((

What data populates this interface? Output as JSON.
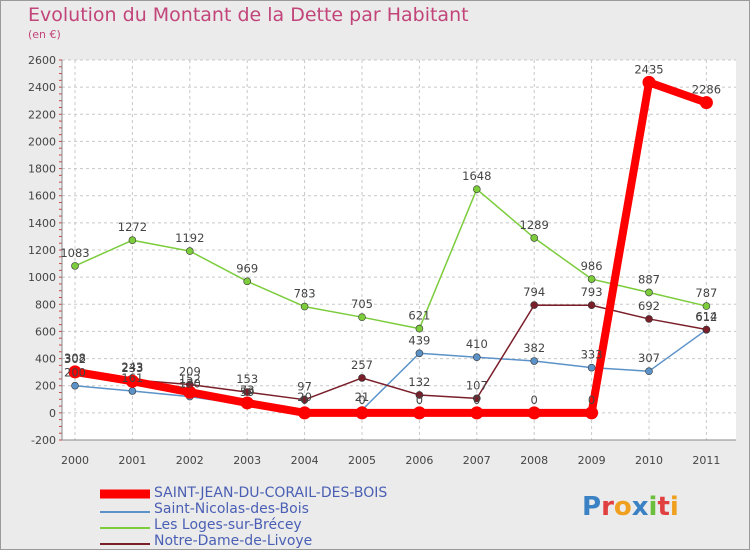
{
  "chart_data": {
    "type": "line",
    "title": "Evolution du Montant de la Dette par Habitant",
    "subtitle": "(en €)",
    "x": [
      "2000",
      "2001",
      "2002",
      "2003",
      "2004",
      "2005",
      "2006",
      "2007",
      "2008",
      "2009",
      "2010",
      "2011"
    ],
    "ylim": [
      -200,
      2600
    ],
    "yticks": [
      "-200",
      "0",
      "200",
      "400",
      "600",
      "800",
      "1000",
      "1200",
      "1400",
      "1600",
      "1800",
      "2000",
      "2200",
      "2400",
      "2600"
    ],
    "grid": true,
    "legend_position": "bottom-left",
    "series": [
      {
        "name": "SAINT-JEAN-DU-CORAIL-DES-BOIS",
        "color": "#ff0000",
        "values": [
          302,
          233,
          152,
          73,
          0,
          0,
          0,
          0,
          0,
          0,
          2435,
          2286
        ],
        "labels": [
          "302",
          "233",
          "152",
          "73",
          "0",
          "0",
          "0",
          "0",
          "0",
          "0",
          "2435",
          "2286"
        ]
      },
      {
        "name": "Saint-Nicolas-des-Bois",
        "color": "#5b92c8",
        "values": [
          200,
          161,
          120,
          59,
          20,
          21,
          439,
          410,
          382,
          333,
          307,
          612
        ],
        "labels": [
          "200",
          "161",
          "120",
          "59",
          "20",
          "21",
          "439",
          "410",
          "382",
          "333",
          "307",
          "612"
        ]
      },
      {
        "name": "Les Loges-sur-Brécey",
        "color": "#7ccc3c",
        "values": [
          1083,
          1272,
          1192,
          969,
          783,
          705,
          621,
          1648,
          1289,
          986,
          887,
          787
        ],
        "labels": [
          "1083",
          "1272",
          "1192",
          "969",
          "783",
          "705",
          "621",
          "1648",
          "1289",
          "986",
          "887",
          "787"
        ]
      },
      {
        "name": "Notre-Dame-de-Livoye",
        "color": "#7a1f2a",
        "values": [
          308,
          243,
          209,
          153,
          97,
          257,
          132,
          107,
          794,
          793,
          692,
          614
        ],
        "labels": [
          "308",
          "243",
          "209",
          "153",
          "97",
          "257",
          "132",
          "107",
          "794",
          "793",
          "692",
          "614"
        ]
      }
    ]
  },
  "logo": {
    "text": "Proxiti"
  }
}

))

Make a word-for-word copy of the entries, without any pictures.

What data populates this interface? Output as JSON.
{
  "chart_data": {
    "type": "line",
    "title": "Evolution du Montant de la Dette par Habitant",
    "subtitle": "(en €)",
    "x": [
      "2000",
      "2001",
      "2002",
      "2003",
      "2004",
      "2005",
      "2006",
      "2007",
      "2008",
      "2009",
      "2010",
      "2011"
    ],
    "ylim": [
      -200,
      2600
    ],
    "yticks": [
      "-200",
      "0",
      "200",
      "400",
      "600",
      "800",
      "1000",
      "1200",
      "1400",
      "1600",
      "1800",
      "2000",
      "2200",
      "2400",
      "2600"
    ],
    "grid": true,
    "legend_position": "bottom-left",
    "series": [
      {
        "name": "SAINT-JEAN-DU-CORAIL-DES-BOIS",
        "color": "#ff0000",
        "values": [
          302,
          233,
          152,
          73,
          0,
          0,
          0,
          0,
          0,
          0,
          2435,
          2286
        ],
        "labels": [
          "302",
          "233",
          "152",
          "73",
          "0",
          "0",
          "0",
          "0",
          "0",
          "0",
          "2435",
          "2286"
        ]
      },
      {
        "name": "Saint-Nicolas-des-Bois",
        "color": "#5b92c8",
        "values": [
          200,
          161,
          120,
          59,
          20,
          21,
          439,
          410,
          382,
          333,
          307,
          612
        ],
        "labels": [
          "200",
          "161",
          "120",
          "59",
          "20",
          "21",
          "439",
          "410",
          "382",
          "333",
          "307",
          "612"
        ]
      },
      {
        "name": "Les Loges-sur-Brécey",
        "color": "#7ccc3c",
        "values": [
          1083,
          1272,
          1192,
          969,
          783,
          705,
          621,
          1648,
          1289,
          986,
          887,
          787
        ],
        "labels": [
          "1083",
          "1272",
          "1192",
          "969",
          "783",
          "705",
          "621",
          "1648",
          "1289",
          "986",
          "887",
          "787"
        ]
      },
      {
        "name": "Notre-Dame-de-Livoye",
        "color": "#7a1f2a",
        "values": [
          308,
          243,
          209,
          153,
          97,
          257,
          132,
          107,
          794,
          793,
          692,
          614
        ],
        "labels": [
          "308",
          "243",
          "209",
          "153",
          "97",
          "257",
          "132",
          "107",
          "794",
          "793",
          "692",
          "614"
        ]
      }
    ]
  },
  "logo": {
    "text": "Proxiti"
  }
}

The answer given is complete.